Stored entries

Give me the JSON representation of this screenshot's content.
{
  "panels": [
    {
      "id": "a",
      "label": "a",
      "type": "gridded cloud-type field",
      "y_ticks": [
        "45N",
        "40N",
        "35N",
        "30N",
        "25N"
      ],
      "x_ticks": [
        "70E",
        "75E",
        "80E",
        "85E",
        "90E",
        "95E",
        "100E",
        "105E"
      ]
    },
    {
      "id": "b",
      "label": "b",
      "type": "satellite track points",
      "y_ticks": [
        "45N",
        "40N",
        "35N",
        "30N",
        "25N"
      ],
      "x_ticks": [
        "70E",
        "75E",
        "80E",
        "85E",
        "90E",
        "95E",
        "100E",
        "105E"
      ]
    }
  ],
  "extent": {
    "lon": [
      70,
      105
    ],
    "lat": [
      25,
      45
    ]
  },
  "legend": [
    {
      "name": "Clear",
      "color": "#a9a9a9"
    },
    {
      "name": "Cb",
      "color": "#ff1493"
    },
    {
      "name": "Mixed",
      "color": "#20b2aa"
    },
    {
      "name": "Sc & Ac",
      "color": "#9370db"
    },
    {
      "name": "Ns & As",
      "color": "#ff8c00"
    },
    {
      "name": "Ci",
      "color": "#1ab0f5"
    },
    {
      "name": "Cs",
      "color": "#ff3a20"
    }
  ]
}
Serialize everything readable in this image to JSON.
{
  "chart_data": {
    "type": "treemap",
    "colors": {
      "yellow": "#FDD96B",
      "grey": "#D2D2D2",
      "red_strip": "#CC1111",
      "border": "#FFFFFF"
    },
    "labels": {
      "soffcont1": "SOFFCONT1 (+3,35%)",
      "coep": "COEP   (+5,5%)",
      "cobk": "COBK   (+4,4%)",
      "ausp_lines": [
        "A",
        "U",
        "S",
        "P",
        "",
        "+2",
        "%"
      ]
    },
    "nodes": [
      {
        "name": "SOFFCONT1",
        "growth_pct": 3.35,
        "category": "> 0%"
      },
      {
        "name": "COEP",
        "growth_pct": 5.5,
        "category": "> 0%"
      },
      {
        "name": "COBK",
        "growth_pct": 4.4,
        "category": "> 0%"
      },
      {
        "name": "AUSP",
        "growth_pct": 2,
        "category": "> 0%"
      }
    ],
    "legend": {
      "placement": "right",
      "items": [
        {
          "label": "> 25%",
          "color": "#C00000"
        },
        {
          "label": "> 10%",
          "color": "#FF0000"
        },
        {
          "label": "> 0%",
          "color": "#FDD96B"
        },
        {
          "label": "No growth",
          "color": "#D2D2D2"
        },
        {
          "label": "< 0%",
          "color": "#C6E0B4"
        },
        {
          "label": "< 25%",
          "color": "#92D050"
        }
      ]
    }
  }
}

Exercise aim:
Work out how many lines in the entries hold the string "JSON". Your answer should consist solely of that number.

Result:
2